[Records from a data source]

»»

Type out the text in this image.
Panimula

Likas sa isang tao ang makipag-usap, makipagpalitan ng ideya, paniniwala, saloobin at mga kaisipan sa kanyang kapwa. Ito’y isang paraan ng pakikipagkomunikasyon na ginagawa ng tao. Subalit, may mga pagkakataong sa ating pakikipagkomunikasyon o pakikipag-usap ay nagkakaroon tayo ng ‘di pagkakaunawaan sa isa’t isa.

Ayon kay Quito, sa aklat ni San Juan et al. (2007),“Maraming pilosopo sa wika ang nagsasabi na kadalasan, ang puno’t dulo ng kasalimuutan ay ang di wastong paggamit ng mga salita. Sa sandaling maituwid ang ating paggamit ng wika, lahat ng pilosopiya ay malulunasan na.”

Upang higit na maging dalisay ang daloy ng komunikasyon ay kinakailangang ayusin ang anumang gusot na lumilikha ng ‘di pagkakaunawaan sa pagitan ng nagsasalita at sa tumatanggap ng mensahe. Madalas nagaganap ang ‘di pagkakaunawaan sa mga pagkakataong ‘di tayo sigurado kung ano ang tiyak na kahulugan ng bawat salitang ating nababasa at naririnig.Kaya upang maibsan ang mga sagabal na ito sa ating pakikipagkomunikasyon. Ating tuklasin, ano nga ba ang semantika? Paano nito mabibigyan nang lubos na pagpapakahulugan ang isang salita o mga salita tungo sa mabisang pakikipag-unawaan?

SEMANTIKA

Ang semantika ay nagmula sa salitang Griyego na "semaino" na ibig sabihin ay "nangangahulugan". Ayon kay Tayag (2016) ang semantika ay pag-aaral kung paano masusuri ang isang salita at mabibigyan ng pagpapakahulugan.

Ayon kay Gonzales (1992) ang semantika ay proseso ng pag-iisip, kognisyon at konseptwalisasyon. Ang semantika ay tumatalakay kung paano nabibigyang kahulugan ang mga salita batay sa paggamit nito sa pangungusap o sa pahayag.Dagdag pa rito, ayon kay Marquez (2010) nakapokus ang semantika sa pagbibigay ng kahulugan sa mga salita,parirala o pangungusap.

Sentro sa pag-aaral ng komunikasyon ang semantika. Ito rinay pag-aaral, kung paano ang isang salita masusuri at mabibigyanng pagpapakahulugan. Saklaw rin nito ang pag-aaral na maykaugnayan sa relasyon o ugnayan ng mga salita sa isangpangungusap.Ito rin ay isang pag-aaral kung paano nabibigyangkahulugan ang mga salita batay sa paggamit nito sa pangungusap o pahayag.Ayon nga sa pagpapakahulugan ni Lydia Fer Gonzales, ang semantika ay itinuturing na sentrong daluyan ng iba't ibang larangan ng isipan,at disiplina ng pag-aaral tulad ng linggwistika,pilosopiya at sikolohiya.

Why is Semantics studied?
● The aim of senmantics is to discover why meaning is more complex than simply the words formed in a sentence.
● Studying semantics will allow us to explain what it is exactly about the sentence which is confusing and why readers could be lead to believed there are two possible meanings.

««

WORK TO DO:
Extract each line of the material exactly as it stands.

TASK OUTPUT:
Type out the text in this image.
Panimula

Likas sa isang tao ang makipag-usap, makipagpalitan ng ideya, paniniwala, saloobin at mga kaisipan sa kanyang kapwa. Ito’y isang paraan ng pakikipagkomunikasyon na ginagawa ng tao. Subalit, may mga pagkakataong sa ating pakikipagkomunikasyon o pakikipag-usap ay nagkakaroon tayo ng ‘di pagkakaunawaan sa isa’t isa.

Ayon kay Quito, sa aklat ni San Juan et al. (2007),“Maraming pilosopo sa wika ang nagsasabi na kadalasan, ang puno’t dulo ng kasalimuutan ay ang di wastong paggamit ng mga salita. Sa sandaling maituwid ang ating paggamit ng wika, lahat ng pilosopiya ay malulunasan na.”

Upang higit na maging dalisay ang daloy ng komunikasyon ay kinakailangang ayusin ang anumang gusot na lumilikha ng ‘di pagkakaunawaan sa pagitan ng nagsasalita at sa tumatanggap ng mensahe. Madalas nagaganap ang ‘di pagkakaunawaan sa mga pagkakataong ‘di tayo sigurado kung ano ang tiyak na kahulugan ng bawat salitang ating nababasa at naririnig.Kaya upang maibsan ang mga sagabal na ito sa ating pakikipagkomunikasyon. Ating tuklasin, ano nga ba ang semantika? Paano nito mabibigyan nang lubos na pagpapakahulugan ang isang salita o mga salita tungo sa mabisang pakikipag-unawaan?

SEMANTIKA

Ang semantika ay nagmula sa salitang Griyego na "semaino" na ibig sabihin ay "nangangahulugan". Ayon kay Tayag (2016) ang semantika ay pag-aaral kung paano masusuri ang isang salita at mabibigyan ng pagpapakahulugan.

Ayon kay Gonzales (1992) ang semantika ay proseso ng pag-iisip, kognisyon at konseptwalisasyon. Ang semantika ay tumatalakay kung paano nabibigyang kahulugan ang mga salita batay sa paggamit nito sa pangungusap o sa pahayag.Dagdag pa rito, ayon kay Marquez (2010) nakapokus ang semantika sa pagbibigay ng kahulugan sa mga salita,parirala o pangungusap.

Sentro sa pag-aaral ng komunikasyon ang semantika. Ito rinay pag-aaral, kung paano ang isang salita masusuri at mabibigyanng pagpapakahulugan. Saklaw rin nito ang pag-aaral na maykaugnayan sa relasyon o ugnayan ng mga salita sa isangpangungusap.Ito rin ay isang pag-aaral kung paano nabibigyangkahulugan ang mga salita batay sa paggamit nito sa pangungusap o pahayag.Ayon nga sa pagpapakahulugan ni Lydia Fer Gonzales, ang semantika ay itinuturing na sentrong daluyan ng iba't ibang larangan ng isipan,at disiplina ng pag-aaral tulad ng linggwistika,pilosopiya at sikolohiya.

Why is Semantics studied?
● The aim of senmantics is to discover why meaning is more complex than simply the words formed in a sentence.
● Studying semantics will allow us to explain what it is exactly about the sentence which is confusing and why readers could be lead to believed there are two possible meanings.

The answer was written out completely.